BEGIN

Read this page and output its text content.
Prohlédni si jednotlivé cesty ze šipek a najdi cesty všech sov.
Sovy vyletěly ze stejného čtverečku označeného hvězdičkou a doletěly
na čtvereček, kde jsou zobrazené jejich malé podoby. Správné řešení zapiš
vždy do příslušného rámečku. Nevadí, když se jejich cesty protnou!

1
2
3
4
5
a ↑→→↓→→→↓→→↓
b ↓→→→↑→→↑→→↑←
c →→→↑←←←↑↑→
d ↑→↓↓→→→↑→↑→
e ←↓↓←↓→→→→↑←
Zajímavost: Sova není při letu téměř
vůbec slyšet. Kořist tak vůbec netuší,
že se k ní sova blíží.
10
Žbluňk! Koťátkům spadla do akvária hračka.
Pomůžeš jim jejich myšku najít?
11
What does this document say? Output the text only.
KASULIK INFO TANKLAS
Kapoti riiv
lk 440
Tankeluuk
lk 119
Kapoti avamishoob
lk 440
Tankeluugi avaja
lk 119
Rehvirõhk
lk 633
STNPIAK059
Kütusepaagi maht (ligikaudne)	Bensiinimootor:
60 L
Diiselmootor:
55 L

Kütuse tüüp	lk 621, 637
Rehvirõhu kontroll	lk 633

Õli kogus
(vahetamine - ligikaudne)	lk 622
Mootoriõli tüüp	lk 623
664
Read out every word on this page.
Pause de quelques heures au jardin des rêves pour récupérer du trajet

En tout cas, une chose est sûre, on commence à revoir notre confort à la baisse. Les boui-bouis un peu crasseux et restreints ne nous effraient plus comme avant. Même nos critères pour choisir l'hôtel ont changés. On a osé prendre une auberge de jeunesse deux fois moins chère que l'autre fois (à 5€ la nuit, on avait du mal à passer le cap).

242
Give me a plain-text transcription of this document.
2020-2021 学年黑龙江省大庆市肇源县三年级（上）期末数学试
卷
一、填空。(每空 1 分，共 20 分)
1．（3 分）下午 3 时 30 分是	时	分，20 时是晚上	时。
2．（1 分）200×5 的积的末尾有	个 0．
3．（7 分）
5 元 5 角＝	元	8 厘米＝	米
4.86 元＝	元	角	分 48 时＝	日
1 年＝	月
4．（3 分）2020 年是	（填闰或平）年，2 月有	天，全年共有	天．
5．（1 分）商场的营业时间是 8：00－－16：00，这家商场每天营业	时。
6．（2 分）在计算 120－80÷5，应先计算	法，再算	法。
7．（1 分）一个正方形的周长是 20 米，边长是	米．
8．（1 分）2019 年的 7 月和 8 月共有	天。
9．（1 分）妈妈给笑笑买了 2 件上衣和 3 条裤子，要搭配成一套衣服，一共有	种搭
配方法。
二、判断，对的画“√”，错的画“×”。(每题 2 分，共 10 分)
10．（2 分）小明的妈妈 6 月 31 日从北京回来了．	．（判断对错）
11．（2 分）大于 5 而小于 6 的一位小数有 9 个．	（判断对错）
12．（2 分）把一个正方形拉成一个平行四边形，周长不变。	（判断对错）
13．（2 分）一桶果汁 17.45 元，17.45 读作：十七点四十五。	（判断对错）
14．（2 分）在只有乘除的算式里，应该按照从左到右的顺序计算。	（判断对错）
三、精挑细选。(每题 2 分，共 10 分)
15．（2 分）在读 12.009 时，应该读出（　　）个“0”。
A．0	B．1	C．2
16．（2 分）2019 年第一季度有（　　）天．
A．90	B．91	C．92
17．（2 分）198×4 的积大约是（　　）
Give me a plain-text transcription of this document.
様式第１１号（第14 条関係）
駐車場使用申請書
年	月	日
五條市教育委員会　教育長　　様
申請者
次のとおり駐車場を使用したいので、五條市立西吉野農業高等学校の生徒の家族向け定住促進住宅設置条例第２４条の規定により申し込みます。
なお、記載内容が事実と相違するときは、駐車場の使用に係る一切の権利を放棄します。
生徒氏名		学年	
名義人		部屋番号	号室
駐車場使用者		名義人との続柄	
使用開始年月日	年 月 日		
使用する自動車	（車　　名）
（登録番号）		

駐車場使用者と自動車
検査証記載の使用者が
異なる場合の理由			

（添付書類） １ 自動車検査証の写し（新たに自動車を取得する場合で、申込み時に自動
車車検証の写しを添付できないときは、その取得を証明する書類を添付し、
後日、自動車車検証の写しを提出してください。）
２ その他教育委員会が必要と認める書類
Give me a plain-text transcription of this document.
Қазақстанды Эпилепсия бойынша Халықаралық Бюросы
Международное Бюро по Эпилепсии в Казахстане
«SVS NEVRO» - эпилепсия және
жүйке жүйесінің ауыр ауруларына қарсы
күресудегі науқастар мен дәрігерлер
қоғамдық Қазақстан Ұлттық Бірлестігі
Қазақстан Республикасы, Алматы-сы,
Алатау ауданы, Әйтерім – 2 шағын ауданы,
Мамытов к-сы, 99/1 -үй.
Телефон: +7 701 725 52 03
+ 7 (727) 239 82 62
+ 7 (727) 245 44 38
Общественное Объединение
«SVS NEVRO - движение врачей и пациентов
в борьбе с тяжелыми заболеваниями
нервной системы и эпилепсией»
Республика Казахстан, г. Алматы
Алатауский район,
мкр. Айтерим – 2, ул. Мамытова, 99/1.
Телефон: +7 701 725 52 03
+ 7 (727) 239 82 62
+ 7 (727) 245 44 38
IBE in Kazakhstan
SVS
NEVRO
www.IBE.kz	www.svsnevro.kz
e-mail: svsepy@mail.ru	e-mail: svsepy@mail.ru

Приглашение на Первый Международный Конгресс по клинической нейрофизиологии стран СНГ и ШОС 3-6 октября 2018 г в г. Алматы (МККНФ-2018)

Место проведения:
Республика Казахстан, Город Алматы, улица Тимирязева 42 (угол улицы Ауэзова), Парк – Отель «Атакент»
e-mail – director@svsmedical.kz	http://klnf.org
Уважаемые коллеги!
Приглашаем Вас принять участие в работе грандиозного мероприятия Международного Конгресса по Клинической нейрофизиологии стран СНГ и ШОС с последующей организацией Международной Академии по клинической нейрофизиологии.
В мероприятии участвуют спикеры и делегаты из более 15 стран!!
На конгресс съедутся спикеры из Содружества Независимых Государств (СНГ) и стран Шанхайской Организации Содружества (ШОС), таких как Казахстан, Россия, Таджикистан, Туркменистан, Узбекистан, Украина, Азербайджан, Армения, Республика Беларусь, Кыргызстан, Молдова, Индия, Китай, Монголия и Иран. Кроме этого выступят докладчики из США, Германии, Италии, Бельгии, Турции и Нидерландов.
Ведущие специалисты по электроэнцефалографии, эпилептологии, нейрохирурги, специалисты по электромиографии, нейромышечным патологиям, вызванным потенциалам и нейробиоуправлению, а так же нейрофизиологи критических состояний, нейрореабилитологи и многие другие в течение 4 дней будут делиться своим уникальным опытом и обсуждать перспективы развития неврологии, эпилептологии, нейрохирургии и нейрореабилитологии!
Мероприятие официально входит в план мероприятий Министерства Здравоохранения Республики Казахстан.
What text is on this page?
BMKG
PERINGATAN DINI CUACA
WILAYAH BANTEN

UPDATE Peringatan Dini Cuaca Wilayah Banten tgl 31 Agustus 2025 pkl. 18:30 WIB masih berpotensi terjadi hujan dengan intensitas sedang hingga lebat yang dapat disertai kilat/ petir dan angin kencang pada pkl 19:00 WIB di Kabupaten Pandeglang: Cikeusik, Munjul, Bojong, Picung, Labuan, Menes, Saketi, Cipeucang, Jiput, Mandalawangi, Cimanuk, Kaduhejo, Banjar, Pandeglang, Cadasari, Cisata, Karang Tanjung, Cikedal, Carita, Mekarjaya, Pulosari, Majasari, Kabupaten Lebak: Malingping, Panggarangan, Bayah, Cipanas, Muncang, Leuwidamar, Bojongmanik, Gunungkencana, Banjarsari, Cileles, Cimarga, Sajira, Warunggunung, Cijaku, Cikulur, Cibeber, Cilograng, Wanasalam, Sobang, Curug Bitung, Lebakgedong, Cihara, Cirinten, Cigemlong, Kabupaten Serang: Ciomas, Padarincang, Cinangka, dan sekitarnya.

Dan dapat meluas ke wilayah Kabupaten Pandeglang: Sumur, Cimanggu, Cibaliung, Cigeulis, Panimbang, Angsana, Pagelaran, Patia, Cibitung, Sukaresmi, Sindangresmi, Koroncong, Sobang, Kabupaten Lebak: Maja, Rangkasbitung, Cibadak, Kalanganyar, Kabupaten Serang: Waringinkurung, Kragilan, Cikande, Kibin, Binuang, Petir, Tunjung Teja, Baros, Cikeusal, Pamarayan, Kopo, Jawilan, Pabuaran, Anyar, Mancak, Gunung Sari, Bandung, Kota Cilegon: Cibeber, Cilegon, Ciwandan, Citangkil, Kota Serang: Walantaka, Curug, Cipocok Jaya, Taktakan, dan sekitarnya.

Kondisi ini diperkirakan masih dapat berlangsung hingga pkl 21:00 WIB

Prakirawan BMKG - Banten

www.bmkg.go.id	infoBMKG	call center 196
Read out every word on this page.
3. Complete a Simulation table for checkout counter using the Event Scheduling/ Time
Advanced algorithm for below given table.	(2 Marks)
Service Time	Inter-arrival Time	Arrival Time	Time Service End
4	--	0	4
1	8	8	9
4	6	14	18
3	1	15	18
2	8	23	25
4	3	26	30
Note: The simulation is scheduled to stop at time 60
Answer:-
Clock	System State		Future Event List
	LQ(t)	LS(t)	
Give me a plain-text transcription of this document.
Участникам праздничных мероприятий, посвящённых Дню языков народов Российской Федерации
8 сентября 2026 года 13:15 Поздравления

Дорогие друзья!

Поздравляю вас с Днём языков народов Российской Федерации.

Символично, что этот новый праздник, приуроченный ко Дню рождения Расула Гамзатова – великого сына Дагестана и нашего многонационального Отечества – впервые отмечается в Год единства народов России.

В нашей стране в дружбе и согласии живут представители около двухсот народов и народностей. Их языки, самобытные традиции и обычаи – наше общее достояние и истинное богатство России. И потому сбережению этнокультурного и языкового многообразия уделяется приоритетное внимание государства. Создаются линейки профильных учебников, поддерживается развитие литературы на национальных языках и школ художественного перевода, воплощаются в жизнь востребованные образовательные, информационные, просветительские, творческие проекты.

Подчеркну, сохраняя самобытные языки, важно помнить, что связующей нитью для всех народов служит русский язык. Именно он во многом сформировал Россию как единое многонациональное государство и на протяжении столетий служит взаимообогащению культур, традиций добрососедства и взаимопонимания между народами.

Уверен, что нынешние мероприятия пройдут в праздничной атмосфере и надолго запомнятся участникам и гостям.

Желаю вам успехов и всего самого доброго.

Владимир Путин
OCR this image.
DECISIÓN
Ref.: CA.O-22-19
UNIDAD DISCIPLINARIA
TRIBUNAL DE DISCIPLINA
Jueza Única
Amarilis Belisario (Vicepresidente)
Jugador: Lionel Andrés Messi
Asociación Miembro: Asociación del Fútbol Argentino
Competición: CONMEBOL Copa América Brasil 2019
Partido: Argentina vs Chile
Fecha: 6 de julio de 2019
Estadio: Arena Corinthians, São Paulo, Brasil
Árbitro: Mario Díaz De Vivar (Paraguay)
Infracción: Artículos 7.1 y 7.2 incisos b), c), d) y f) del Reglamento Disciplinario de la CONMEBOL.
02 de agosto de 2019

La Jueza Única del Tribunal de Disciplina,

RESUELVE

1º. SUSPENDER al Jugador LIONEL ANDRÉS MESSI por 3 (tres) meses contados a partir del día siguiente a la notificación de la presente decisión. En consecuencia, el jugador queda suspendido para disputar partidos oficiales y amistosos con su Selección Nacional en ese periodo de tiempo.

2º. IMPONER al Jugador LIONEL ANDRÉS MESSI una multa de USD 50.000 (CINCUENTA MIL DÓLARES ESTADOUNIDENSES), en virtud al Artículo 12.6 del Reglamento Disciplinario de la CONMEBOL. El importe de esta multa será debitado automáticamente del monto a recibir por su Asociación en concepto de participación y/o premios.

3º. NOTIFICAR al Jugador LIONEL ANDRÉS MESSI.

END

What you need to do ▸ Using the material above, count the lines containing the word "Алматы". Reply with the number alone.

Response ▸ 4